WHAT TO DO: Repeat the lines that follow, leaving nothing out.

RECORD LIST:
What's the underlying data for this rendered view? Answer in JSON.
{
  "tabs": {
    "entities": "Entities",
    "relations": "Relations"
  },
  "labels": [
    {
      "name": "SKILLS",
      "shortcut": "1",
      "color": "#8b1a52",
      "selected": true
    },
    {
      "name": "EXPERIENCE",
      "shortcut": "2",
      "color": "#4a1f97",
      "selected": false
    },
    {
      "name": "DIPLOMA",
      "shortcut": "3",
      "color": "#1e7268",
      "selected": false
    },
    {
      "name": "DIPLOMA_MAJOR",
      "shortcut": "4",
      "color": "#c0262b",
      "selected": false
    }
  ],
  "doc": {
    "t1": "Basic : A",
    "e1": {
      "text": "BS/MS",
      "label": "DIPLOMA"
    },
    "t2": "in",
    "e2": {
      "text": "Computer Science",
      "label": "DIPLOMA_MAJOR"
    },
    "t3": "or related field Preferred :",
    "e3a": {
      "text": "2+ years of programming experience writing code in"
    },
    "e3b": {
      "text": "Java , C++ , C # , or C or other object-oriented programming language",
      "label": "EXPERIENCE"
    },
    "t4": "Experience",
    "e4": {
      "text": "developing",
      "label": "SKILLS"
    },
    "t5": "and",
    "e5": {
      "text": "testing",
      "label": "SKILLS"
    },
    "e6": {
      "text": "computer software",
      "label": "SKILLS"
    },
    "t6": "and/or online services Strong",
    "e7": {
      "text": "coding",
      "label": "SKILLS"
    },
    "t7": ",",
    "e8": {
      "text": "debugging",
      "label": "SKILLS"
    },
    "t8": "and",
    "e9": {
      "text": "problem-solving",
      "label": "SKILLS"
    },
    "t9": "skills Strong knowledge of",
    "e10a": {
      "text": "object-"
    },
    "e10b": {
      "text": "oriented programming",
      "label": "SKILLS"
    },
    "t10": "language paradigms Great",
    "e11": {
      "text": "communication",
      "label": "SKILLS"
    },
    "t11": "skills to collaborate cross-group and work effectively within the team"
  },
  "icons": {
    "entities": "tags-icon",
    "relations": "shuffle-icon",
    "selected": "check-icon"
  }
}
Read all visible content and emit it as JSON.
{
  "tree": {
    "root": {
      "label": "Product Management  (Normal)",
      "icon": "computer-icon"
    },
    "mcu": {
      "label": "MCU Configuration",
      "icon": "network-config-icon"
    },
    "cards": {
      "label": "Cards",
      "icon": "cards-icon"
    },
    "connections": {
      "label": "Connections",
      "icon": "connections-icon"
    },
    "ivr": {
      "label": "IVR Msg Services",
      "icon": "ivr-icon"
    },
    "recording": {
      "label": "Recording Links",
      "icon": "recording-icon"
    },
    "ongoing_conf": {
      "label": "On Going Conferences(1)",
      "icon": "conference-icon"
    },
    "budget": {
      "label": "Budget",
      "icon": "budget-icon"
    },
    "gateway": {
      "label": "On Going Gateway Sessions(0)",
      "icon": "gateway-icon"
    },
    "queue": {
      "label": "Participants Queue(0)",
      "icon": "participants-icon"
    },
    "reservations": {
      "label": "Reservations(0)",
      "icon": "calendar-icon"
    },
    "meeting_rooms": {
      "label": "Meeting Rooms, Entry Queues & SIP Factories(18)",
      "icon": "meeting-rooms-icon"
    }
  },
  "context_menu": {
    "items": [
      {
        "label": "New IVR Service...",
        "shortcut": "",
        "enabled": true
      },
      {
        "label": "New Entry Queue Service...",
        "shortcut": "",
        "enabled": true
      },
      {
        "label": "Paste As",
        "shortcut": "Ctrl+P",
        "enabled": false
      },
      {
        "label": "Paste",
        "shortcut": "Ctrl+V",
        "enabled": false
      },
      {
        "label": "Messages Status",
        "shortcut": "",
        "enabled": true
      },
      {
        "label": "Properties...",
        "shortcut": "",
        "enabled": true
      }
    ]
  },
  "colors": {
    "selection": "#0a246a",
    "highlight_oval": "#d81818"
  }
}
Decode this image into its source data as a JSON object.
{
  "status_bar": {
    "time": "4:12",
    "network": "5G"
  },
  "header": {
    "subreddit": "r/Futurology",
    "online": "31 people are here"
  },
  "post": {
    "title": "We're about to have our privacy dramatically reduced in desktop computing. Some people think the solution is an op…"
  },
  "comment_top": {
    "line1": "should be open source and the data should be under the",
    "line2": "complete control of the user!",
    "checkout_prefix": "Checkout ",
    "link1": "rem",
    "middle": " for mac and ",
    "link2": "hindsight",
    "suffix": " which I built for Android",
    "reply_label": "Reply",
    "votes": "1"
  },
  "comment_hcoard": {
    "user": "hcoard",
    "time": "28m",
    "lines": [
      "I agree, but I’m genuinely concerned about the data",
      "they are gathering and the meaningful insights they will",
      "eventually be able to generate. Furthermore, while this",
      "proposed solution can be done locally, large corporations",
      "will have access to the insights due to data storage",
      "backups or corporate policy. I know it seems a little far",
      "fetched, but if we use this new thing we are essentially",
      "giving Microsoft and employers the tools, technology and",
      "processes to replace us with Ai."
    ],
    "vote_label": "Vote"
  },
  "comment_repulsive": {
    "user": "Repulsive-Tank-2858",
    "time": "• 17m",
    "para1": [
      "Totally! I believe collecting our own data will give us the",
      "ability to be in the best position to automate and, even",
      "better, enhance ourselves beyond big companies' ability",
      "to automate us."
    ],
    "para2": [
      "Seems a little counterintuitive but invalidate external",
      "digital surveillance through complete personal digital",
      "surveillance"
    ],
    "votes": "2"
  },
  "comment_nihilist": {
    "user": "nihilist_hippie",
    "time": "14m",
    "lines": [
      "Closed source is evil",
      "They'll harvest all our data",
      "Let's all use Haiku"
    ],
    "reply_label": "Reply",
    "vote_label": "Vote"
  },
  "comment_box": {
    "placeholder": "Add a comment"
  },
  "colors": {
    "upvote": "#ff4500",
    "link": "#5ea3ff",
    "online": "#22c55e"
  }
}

EXERCISE RESULT:
What's the underlying data for this rendered view? Answer in JSON.
{
  "tabs": {
    "entities": "Entities",
    "relations": "Relations"
  },
  "labels": [
    {
      "name": "SKILLS",
      "shortcut": "1",
      "color": "#8b1a52",
      "selected": true
    },
    {
      "name": "EXPERIENCE",
      "shortcut": "2",
      "color": "#4a1f97",
      "selected": false
    },
    {
      "name": "DIPLOMA",
      "shortcut": "3",
      "color": "#1e7268",
      "selected": false
    },
    {
      "name": "DIPLOMA_MAJOR",
      "shortcut": "4",
      "color": "#c0262b",
      "selected": false
    }
  ],
  "doc": {
    "t1": "Basic : A",
    "e1": {
      "text": "BS/MS",
      "label": "DIPLOMA"
    },
    "t2": "in",
    "e2": {
      "text": "Computer Science",
      "label": "DIPLOMA_MAJOR"
    },
    "t3": "or related field Preferred :",
    "e3a": {
      "text": "2+ years of programming experience writing code in"
    },
    "e3b": {
      "text": "Java , C++ , C # , or C or other object-oriented programming language",
      "label": "EXPERIENCE"
    },
    "t4": "Experience",
    "e4": {
      "text": "developing",
      "label": "SKILLS"
    },
    "t5": "and",
    "e5": {
      "text": "testing",
      "label": "SKILLS"
    },
    "e6": {
      "text": "computer software",
      "label": "SKILLS"
    },
    "t6": "and/or online services Strong",
    "e7": {
      "text": "coding",
      "label": "SKILLS"
    },
    "t7": ",",
    "e8": {
      "text": "debugging",
      "label": "SKILLS"
    },
    "t8": "and",
    "e9": {
      "text": "problem-solving",
      "label": "SKILLS"
    },
    "t9": "skills Strong knowledge of",
    "e10a": {
      "text": "object-"
    },
    "e10b": {
      "text": "oriented programming",
      "label": "SKILLS"
    },
    "t10": "language paradigms Great",
    "e11": {
      "text": "communication",
      "label": "SKILLS"
    },
    "t11": "skills to collaborate cross-group and work effectively within the team"
  },
  "icons": {
    "entities": "tags-icon",
    "relations": "shuffle-icon",
    "selected": "check-icon"
  }
}
Read all visible content and emit it as JSON.
{
  "tree": {
    "root": {
      "label": "Product Management  (Normal)",
      "icon": "computer-icon"
    },
    "mcu": {
      "label": "MCU Configuration",
      "icon": "network-config-icon"
    },
    "cards": {
      "label": "Cards",
      "icon": "cards-icon"
    },
    "connections": {
      "label": "Connections",
      "icon": "connections-icon"
    },
    "ivr": {
      "label": "IVR Msg Services",
      "icon": "ivr-icon"
    },
    "recording": {
      "label": "Recording Links",
      "icon": "recording-icon"
    },
    "ongoing_conf": {
      "label": "On Going Conferences(1)",
      "icon": "conference-icon"
    },
    "budget": {
      "label": "Budget",
      "icon": "budget-icon"
    },
    "gateway": {
      "label": "On Going Gateway Sessions(0)",
      "icon": "gateway-icon"
    },
    "queue": {
      "label": "Participants Queue(0)",
      "icon": "participants-icon"
    },
    "reservations": {
      "label": "Reservations(0)",
      "icon": "calendar-icon"
    },
    "meeting_rooms": {
      "label": "Meeting Rooms, Entry Queues & SIP Factories(18)",
      "icon": "meeting-rooms-icon"
    }
  },
  "context_menu": {
    "items": [
      {
        "label": "New IVR Service...",
        "shortcut": "",
        "enabled": true
      },
      {
        "label": "New Entry Queue Service...",
        "shortcut": "",
        "enabled": true
      },
      {
        "label": "Paste As",
        "shortcut": "Ctrl+P",
        "enabled": false
      },
      {
        "label": "Paste",
        "shortcut": "Ctrl+V",
        "enabled": false
      },
      {
        "label": "Messages Status",
        "shortcut": "",
        "enabled": true
      },
      {
        "label": "Properties...",
        "shortcut": "",
        "enabled": true
      }
    ]
  },
  "colors": {
    "selection": "#0a246a",
    "highlight_oval": "#d81818"
  }
}
Decode this image into its source data as a JSON object.
{
  "status_bar": {
    "time": "4:12",
    "network": "5G"
  },
  "header": {
    "subreddit": "r/Futurology",
    "online": "31 people are here"
  },
  "post": {
    "title": "We're about to have our privacy dramatically reduced in desktop computing. Some people think the solution is an op…"
  },
  "comment_top": {
    "line1": "should be open source and the data should be under the",
    "line2": "complete control of the user!",
    "checkout_prefix": "Checkout ",
    "link1": "rem",
    "middle": " for mac and ",
    "link2": "hindsight",
    "suffix": " which I built for Android",
    "reply_label": "Reply",
    "votes": "1"
  },
  "comment_hcoard": {
    "user": "hcoard",
    "time": "28m",
    "lines": [
      "I agree, but I’m genuinely concerned about the data",
      "they are gathering and the meaningful insights they will",
      "eventually be able to generate. Furthermore, while this",
      "proposed solution can be done locally, large corporations",
      "will have access to the insights due to data storage",
      "backups or corporate policy. I know it seems a little far",
      "fetched, but if we use this new thing we are essentially",
      "giving Microsoft and employers the tools, technology and",
      "processes to replace us with Ai."
    ],
    "vote_label": "Vote"
  },
  "comment_repulsive": {
    "user": "Repulsive-Tank-2858",
    "time": "• 17m",
    "para1": [
      "Totally! I believe collecting our own data will give us the",
      "ability to be in the best position to automate and, even",
      "better, enhance ourselves beyond big companies' ability",
      "to automate us."
    ],
    "para2": [
      "Seems a little counterintuitive but invalidate external",
      "digital surveillance through complete personal digital",
      "surveillance"
    ],
    "votes": "2"
  },
  "comment_nihilist": {
    "user": "nihilist_hippie",
    "time": "14m",
    "lines": [
      "Closed source is evil",
      "They'll harvest all our data",
      "Let's all use Haiku"
    ],
    "reply_label": "Reply",
    "vote_label": "Vote"
  },
  "comment_box": {
    "placeholder": "Add a comment"
  },
  "colors": {
    "upvote": "#ff4500",
    "link": "#5ea3ff",
    "online": "#22c55e"
  }
}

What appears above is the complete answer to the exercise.